Written task: Output the material word for word. Leave each picture out.

Saved entries
- - - - - - -

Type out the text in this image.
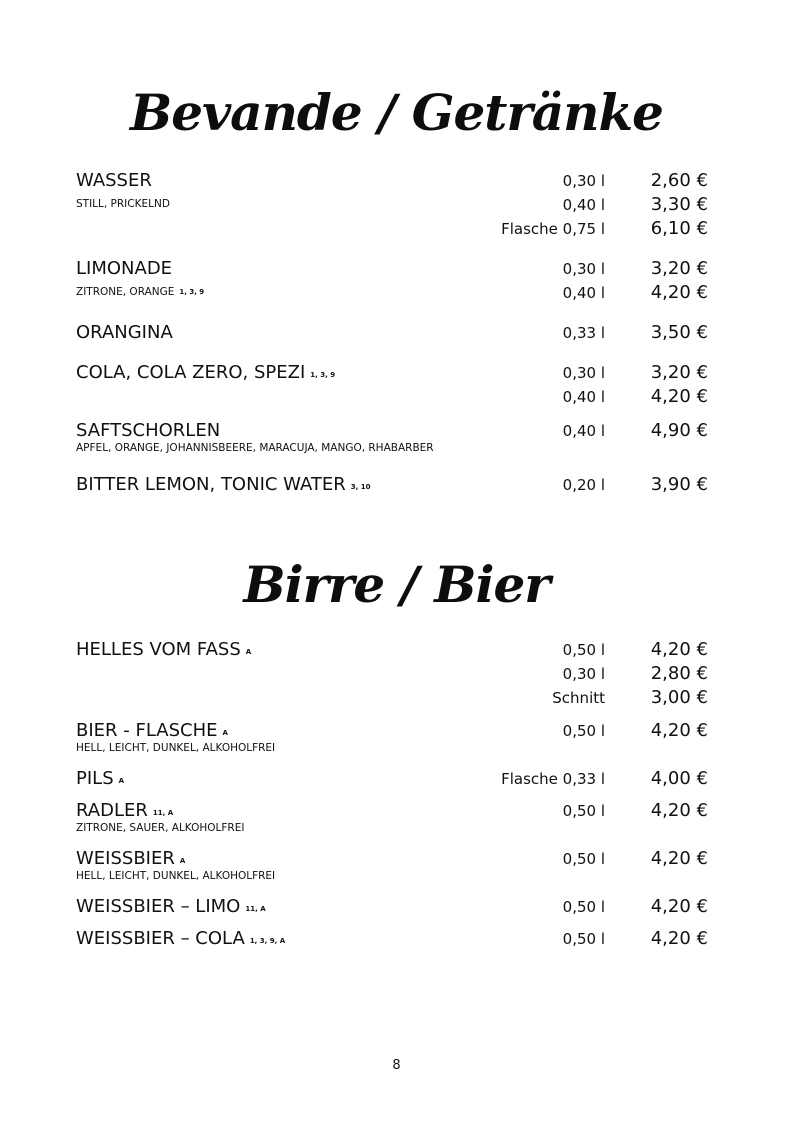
Bevande / Getränke
WASSER	0,30 l	2,60 €
STILL, PRICKELND	0,40 l	3,30 €
Flasche 0,75 l	6,10 €
LIMONADE	0,30 l	3,20 €
ZITRONE, ORANGE 1, 3, 9	0,40 l	4,20 €
ORANGINA	0,33 l	3,50 €
COLA, COLA ZERO, SPEZI 1, 3, 9	0,30 l	3,20 €
0,40 l	4,20 €
SAFTSCHORLEN	0,40 l	4,90 €
APFEL, ORANGE, JOHANNISBEERE, MARACUJA, MANGO, RHABARBER
BITTER LEMON, TONIC WATER 3, 10	0,20 l	3,90 €
Birre / Bier
HELLES VOM FASS A	0,50 l	4,20 €
0,30 l	2,80 €
Schnitt	3,00 €
BIER - FLASCHE A	0,50 l	4,20 €
HELL, LEICHT, DUNKEL, ALKOHOLFREI
PILS A	Flasche 0,33 l	4,00 €
RADLER 11, A	0,50 l	4,20 €
ZITRONE, SAUER, ALKOHOLFREI
WEISSBIER A	0,50 l	4,20 €
HELL, LEICHT, DUNKEL, ALKOHOLFREI
WEISSBIER – LIMO 11, A	0,50 l	4,20 €
WEISSBIER – COLA 1, 3, 9, A	0,50 l	4,20 €
8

- - - - - - -

Solution for this exercise:
Type out the text in this image.
Bevande / Getränke
WASSER	0,30 l	2,60 €
STILL, PRICKELND	0,40 l	3,30 €
Flasche 0,75 l	6,10 €
LIMONADE	0,30 l	3,20 €
ZITRONE, ORANGE 1, 3, 9	0,40 l	4,20 €
ORANGINA	0,33 l	3,50 €
COLA, COLA ZERO, SPEZI 1, 3, 9	0,30 l	3,20 €
0,40 l	4,20 €
SAFTSCHORLEN	0,40 l	4,90 €
APFEL, ORANGE, JOHANNISBEERE, MARACUJA, MANGO, RHABARBER
BITTER LEMON, TONIC WATER 3, 10	0,20 l	3,90 €
Birre / Bier
HELLES VOM FASS A	0,50 l	4,20 €
0,30 l	2,80 €
Schnitt	3,00 €
BIER - FLASCHE A	0,50 l	4,20 €
HELL, LEICHT, DUNKEL, ALKOHOLFREI
PILS A	Flasche 0,33 l	4,00 €
RADLER 11, A	0,50 l	4,20 €
ZITRONE, SAUER, ALKOHOLFREI
WEISSBIER A	0,50 l	4,20 €
HELL, LEICHT, DUNKEL, ALKOHOLFREI
WEISSBIER – LIMO 11, A	0,50 l	4,20 €
WEISSBIER – COLA 1, 3, 9, A	0,50 l	4,20 €
8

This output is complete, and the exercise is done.